Each entry must be given again exactly; images do not belong in the copy.

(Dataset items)
☆ ☆ ☆ ☆

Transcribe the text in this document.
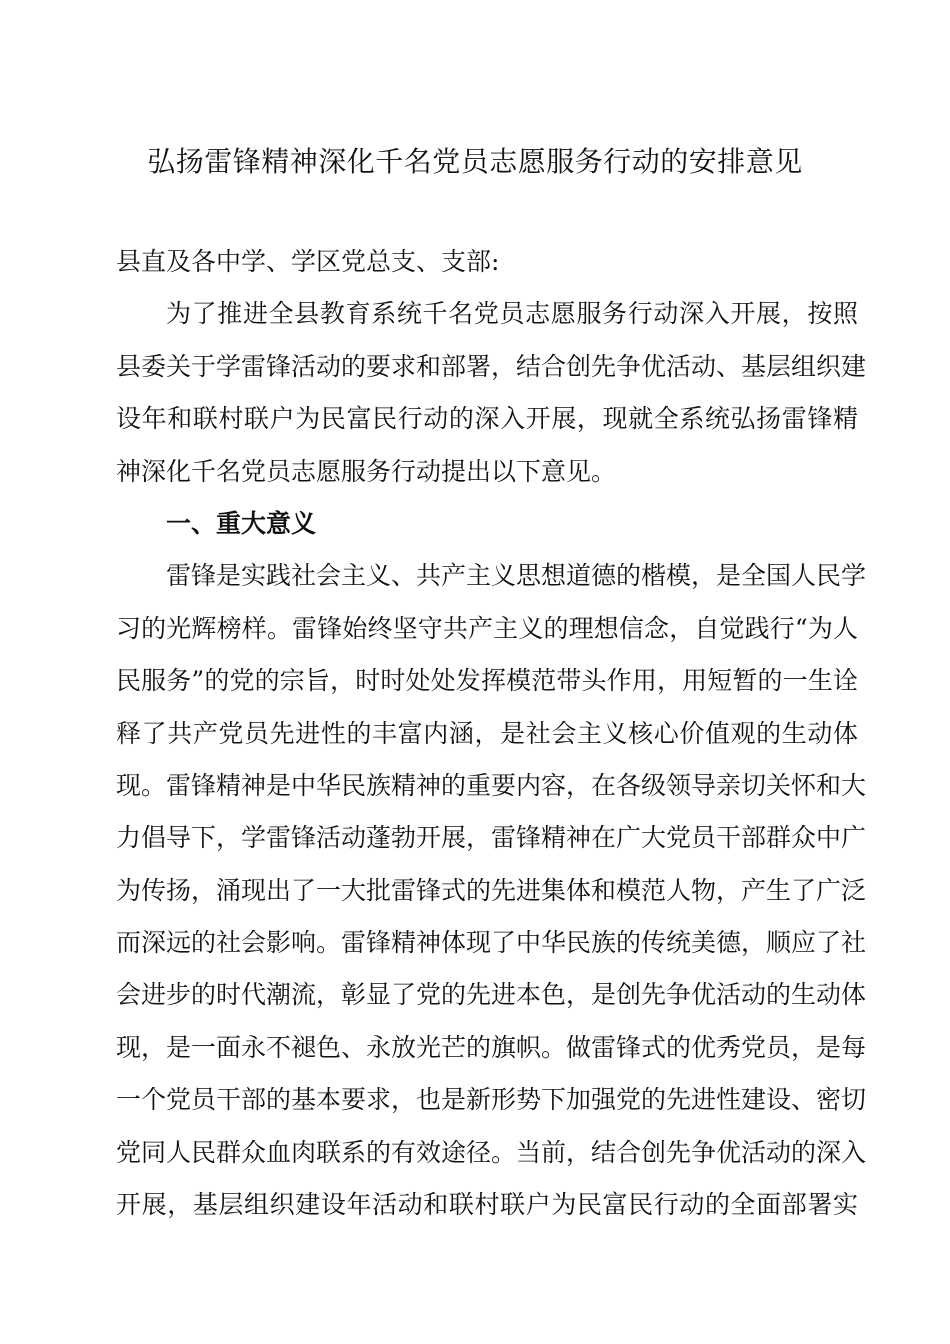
弘扬雷锋精神深化千名党员志愿服务行动的安排意见
县直及各中学、学区党总支、支部:
为了推进全县教育系统千名党员志愿服务行动深入开展，按照
县委关于学雷锋活动的要求和部署，结合创先争优活动、基层组织建
设年和联村联户为民富民行动的深入开展，现就全系统弘扬雷锋精
神深化千名党员志愿服务行动提出以下意见。
一、重大意义
雷锋是实践社会主义、共产主义思想道德的楷模，是全国人民学
习的光辉榜样。雷锋始终坚守共产主义的理想信念，自觉践行“为人
民服务”的党的宗旨，时时处处发挥模范带头作用，用短暂的一生诠
释了共产党员先进性的丰富内涵，是社会主义核心价值观的生动体
现。雷锋精神是中华民族精神的重要内容，在各级领导亲切关怀和大
力倡导下，学雷锋活动蓬勃开展，雷锋精神在广大党员干部群众中广
为传扬，涌现出了一大批雷锋式的先进集体和模范人物，产生了广泛
而深远的社会影响。雷锋精神体现了中华民族的传统美德，顺应了社
会进步的时代潮流，彰显了党的先进本色，是创先争优活动的生动体
现，是一面永不褪色、永放光芒的旗帜。做雷锋式的优秀党员，是每
一个党员干部的基本要求，也是新形势下加强党的先进性建设、密切
党同人民群众血肉联系的有效途径。当前，结合创先争优活动的深入
开展，基层组织建设年活动和联村联户为民富民行动的全面部署实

☆ ☆ ☆ ☆

Task response >>
Transcribe the text in this document.
弘扬雷锋精神深化千名党员志愿服务行动的安排意见
县直及各中学、学区党总支、支部:
为了推进全县教育系统千名党员志愿服务行动深入开展，按照
县委关于学雷锋活动的要求和部署，结合创先争优活动、基层组织建
设年和联村联户为民富民行动的深入开展，现就全系统弘扬雷锋精
神深化千名党员志愿服务行动提出以下意见。
一、重大意义
雷锋是实践社会主义、共产主义思想道德的楷模，是全国人民学
习的光辉榜样。雷锋始终坚守共产主义的理想信念，自觉践行“为人
民服务”的党的宗旨，时时处处发挥模范带头作用，用短暂的一生诠
释了共产党员先进性的丰富内涵，是社会主义核心价值观的生动体
现。雷锋精神是中华民族精神的重要内容，在各级领导亲切关怀和大
力倡导下，学雷锋活动蓬勃开展，雷锋精神在广大党员干部群众中广
为传扬，涌现出了一大批雷锋式的先进集体和模范人物，产生了广泛
而深远的社会影响。雷锋精神体现了中华民族的传统美德，顺应了社
会进步的时代潮流，彰显了党的先进本色，是创先争优活动的生动体
现，是一面永不褪色、永放光芒的旗帜。做雷锋式的优秀党员，是每
一个党员干部的基本要求，也是新形势下加强党的先进性建设、密切
党同人民群众血肉联系的有效途径。当前，结合创先争优活动的深入
开展，基层组织建设年活动和联村联户为民富民行动的全面部署实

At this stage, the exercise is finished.